[Start of Items]

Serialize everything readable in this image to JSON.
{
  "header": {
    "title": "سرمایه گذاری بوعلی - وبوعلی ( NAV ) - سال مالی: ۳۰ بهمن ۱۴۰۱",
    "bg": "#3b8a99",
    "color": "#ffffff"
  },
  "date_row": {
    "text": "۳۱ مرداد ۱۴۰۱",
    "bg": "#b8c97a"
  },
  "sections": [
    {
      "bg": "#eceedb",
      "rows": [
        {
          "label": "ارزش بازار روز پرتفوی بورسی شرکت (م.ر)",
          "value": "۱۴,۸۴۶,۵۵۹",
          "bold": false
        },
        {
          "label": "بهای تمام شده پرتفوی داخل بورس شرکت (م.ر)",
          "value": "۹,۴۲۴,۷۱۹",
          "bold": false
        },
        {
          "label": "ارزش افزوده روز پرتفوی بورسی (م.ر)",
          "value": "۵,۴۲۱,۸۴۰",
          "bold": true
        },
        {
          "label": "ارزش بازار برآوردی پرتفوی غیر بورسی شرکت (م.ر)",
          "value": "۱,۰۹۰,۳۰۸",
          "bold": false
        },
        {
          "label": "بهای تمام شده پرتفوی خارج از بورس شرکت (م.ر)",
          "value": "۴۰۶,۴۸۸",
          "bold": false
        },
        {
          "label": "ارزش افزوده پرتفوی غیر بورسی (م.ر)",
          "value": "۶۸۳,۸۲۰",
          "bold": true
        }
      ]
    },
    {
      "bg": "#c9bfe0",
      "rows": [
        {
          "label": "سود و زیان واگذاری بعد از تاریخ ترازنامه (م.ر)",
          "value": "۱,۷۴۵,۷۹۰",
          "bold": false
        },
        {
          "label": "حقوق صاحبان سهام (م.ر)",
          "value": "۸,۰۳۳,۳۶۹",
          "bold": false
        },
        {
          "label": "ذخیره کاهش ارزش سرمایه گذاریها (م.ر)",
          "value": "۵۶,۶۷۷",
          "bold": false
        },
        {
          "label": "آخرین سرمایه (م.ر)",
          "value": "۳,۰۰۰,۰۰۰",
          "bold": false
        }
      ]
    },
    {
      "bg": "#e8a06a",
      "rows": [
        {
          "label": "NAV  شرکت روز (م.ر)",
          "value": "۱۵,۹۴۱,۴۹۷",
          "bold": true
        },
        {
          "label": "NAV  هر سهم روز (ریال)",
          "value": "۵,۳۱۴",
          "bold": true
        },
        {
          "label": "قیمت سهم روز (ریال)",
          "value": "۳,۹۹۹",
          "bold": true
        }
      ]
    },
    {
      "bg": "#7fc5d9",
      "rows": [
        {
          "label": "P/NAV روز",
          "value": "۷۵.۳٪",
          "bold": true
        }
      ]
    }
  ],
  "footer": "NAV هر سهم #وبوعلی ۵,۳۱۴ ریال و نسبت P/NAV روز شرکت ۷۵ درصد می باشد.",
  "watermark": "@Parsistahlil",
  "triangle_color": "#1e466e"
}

[End of Items]
[Start of Items]

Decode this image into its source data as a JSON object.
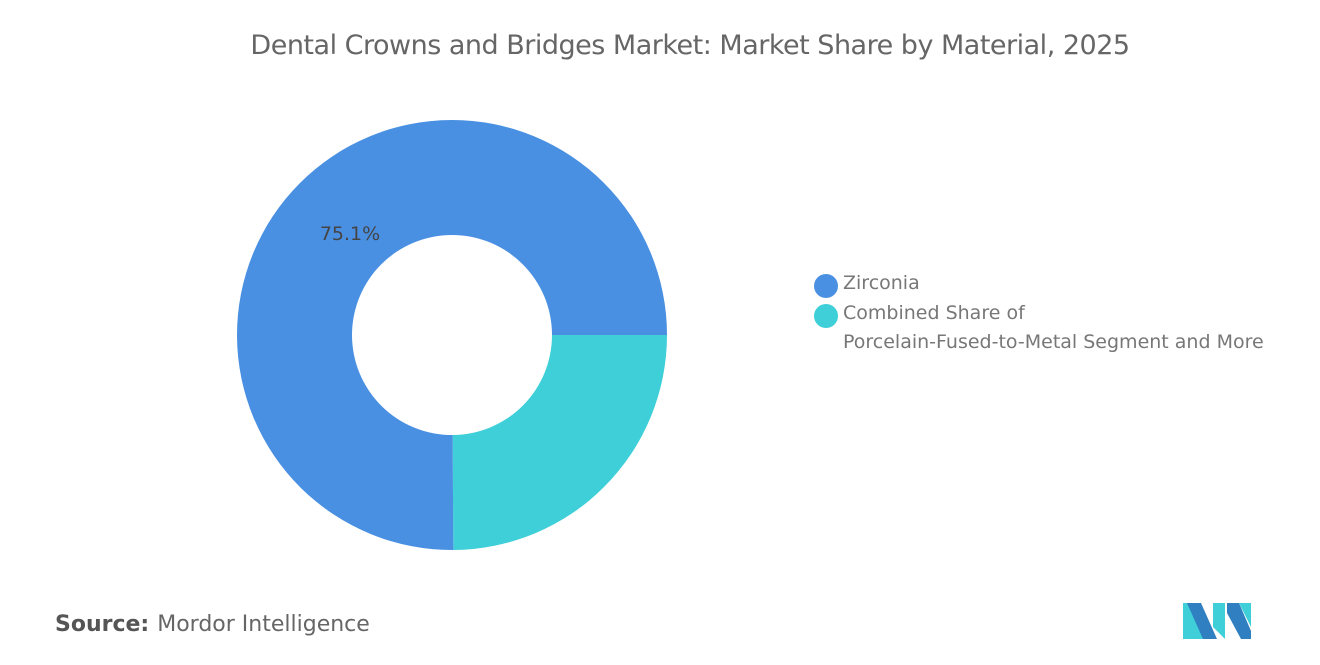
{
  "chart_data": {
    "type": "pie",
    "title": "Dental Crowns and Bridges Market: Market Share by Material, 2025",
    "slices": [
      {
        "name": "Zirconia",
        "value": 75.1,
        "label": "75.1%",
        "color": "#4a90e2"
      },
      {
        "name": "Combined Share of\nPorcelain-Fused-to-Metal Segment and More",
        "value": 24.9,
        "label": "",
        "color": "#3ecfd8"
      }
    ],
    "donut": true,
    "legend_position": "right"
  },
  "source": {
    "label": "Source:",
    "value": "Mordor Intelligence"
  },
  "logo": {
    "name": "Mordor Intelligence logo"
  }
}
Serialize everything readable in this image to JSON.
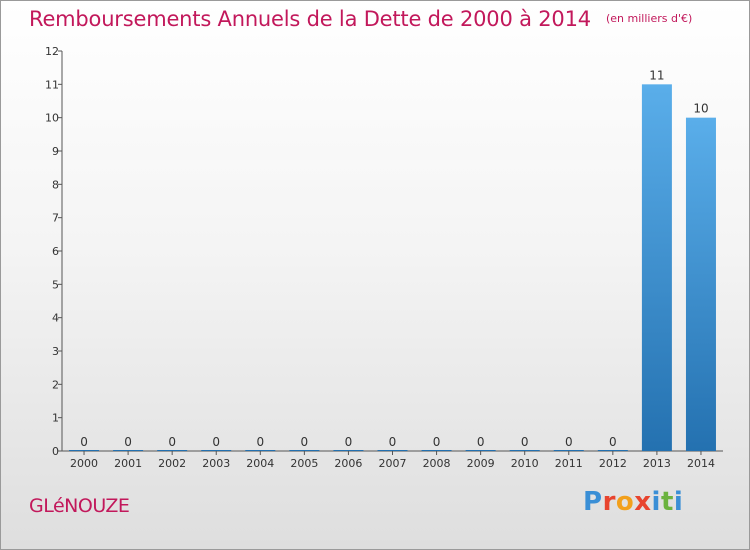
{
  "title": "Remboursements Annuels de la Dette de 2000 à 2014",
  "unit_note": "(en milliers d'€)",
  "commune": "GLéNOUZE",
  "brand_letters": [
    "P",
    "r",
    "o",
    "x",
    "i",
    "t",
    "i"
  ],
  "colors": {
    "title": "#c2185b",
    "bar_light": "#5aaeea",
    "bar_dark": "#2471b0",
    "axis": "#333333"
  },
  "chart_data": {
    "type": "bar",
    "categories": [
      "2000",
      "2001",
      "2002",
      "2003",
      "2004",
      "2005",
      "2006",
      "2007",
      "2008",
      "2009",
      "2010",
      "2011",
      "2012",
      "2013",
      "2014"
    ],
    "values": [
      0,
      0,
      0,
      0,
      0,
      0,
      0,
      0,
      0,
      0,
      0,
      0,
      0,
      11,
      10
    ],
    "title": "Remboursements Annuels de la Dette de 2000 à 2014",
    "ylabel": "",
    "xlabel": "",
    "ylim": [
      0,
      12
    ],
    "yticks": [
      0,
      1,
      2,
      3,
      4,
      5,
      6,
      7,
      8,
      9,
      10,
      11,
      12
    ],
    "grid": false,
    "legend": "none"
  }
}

[End of Items]
[Start of Items]

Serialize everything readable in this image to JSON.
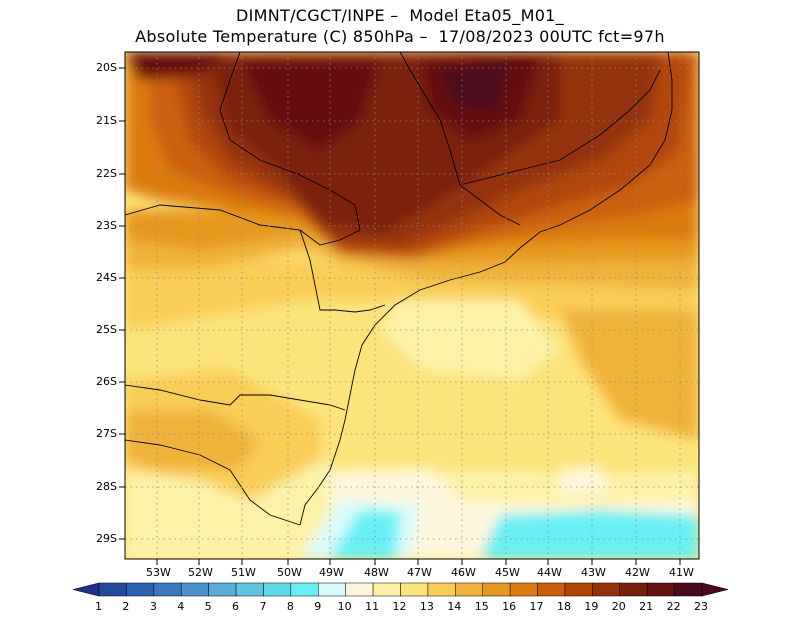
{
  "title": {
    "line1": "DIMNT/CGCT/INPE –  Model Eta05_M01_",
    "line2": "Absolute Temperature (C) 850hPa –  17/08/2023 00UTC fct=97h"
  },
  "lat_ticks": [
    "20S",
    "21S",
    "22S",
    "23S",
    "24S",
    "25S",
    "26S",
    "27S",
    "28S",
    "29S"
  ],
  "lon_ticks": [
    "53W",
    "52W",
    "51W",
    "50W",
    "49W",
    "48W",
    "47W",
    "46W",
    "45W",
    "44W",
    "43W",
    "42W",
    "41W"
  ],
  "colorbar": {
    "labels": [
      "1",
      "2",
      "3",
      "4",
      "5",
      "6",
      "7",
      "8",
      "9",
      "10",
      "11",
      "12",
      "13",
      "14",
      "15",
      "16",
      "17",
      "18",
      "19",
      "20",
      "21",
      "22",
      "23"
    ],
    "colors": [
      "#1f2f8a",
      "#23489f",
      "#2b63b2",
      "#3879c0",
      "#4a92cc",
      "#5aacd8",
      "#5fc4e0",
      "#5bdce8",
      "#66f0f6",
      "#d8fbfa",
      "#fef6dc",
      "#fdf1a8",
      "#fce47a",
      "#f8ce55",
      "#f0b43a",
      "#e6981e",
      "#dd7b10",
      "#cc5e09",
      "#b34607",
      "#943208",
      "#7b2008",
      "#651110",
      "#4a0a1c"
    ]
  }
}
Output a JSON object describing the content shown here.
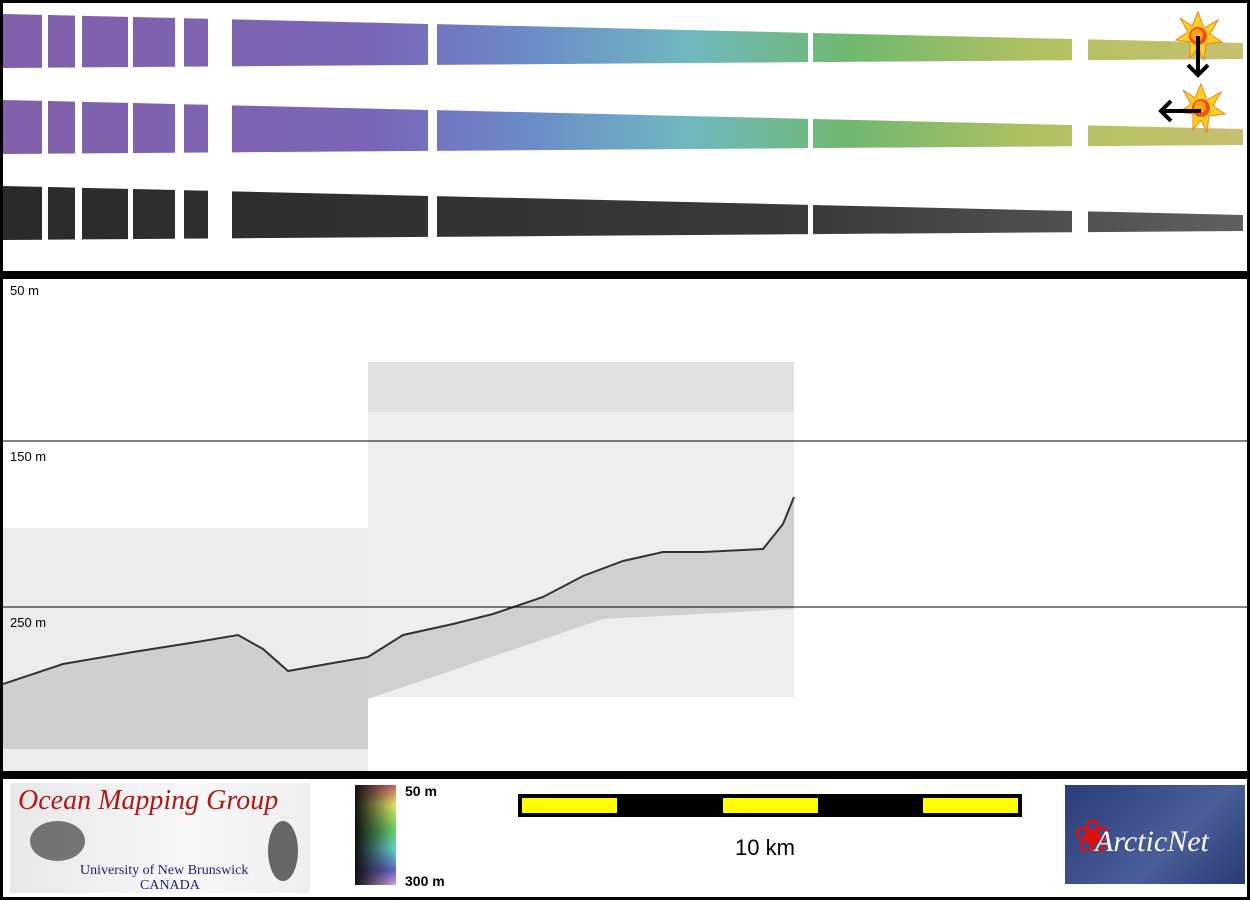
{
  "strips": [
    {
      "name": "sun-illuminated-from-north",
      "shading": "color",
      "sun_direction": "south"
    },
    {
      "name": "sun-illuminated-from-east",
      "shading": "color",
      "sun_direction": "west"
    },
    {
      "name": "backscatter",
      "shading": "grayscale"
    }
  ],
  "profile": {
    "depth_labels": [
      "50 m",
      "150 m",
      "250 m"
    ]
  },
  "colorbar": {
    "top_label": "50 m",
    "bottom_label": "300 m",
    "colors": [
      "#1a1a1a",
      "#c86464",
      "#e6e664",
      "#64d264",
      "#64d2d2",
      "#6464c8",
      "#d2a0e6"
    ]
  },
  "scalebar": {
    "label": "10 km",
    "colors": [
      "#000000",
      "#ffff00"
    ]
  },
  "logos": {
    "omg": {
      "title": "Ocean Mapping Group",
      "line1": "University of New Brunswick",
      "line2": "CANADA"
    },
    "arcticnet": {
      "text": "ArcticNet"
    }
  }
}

[End of Items]

Written exercise:
Each line that holds the string "پرتفوی" counts once; give the total and nothing else.

Task result:
6